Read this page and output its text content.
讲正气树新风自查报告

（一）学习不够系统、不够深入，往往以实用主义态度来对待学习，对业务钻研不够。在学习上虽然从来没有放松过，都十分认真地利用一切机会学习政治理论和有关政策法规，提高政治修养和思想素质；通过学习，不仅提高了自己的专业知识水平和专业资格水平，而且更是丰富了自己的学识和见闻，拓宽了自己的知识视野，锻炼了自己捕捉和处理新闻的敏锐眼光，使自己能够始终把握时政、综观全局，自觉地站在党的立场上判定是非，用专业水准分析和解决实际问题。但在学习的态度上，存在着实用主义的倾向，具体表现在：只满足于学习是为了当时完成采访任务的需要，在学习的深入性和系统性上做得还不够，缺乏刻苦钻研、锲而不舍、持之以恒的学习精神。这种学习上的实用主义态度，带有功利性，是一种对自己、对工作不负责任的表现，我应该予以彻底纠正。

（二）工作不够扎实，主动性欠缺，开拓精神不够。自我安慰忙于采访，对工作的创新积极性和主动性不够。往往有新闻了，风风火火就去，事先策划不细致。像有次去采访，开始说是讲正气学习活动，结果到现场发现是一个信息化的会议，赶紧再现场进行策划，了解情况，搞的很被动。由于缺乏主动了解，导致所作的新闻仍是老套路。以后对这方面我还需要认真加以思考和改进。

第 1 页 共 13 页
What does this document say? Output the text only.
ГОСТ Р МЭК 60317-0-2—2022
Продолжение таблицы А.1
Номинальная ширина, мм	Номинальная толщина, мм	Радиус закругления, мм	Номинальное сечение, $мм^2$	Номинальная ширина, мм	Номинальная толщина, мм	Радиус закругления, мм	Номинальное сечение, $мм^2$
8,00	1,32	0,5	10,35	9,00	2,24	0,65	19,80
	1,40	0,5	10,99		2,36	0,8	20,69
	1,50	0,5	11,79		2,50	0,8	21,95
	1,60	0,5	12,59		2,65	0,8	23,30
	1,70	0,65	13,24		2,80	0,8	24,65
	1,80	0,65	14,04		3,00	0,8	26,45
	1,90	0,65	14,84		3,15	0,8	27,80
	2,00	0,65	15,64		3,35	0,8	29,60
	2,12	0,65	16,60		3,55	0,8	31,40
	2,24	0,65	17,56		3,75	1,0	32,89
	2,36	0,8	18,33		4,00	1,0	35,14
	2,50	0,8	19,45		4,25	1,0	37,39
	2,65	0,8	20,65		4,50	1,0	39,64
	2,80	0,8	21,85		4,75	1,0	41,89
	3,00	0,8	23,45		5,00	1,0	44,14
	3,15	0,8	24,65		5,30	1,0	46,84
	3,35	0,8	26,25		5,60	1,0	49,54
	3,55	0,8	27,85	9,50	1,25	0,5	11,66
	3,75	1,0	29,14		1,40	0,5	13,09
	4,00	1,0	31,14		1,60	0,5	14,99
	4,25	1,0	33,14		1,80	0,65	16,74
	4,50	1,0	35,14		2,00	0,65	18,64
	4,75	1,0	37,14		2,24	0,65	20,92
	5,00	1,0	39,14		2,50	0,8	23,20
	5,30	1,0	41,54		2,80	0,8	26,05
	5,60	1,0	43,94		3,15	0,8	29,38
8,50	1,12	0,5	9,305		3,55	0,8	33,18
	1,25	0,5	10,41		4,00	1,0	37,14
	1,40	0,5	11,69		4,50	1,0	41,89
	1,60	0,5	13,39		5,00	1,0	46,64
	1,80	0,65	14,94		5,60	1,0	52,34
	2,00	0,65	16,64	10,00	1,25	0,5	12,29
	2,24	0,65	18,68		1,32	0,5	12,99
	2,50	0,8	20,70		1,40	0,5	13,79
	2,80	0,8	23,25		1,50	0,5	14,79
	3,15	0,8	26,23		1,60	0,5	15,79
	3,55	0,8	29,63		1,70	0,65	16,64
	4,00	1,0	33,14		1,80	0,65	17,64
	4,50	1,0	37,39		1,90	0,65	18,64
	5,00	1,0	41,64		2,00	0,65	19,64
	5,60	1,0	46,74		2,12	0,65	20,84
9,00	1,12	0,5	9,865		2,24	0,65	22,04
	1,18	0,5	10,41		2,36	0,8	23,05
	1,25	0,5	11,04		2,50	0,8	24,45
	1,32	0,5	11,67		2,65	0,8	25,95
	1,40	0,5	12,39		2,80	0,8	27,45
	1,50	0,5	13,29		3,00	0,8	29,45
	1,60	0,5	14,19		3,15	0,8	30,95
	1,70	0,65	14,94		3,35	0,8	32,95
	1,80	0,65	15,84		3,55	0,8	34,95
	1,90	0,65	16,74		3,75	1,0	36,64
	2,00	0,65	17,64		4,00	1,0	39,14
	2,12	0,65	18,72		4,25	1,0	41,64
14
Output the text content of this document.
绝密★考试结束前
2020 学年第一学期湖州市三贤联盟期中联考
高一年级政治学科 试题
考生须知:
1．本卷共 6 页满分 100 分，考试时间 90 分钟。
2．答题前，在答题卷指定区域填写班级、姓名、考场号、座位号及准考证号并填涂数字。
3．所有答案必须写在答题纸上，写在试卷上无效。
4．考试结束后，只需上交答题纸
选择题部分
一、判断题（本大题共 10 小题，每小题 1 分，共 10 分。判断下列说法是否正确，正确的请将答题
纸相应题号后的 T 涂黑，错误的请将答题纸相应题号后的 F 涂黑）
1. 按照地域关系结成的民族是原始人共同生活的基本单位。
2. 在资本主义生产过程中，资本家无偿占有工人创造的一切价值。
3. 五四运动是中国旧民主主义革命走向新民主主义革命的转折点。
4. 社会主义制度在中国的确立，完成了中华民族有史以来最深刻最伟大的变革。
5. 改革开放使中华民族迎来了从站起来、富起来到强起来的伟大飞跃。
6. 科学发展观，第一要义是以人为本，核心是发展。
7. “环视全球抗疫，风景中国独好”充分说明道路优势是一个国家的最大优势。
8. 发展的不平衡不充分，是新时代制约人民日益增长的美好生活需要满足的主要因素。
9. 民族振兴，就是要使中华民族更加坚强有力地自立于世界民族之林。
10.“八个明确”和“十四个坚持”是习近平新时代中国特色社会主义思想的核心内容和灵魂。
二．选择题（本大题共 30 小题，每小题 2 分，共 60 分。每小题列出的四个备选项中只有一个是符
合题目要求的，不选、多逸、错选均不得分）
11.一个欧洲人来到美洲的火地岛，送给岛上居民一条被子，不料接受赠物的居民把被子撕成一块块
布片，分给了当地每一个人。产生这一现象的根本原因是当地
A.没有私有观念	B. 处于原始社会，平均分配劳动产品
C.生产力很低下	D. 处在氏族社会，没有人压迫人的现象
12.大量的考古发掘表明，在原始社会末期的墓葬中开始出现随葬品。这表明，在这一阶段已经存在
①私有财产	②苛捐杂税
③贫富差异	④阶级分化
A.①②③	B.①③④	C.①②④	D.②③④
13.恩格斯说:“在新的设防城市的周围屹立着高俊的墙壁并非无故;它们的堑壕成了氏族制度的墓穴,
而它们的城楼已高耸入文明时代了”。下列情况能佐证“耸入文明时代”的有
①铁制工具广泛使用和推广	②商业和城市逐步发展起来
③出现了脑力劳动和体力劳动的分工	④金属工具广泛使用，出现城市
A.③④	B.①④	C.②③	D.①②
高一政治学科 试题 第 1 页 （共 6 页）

*-*-*

Determine how many lines include the string "this". Give no answer but the number.

■ IN RESPONSE
3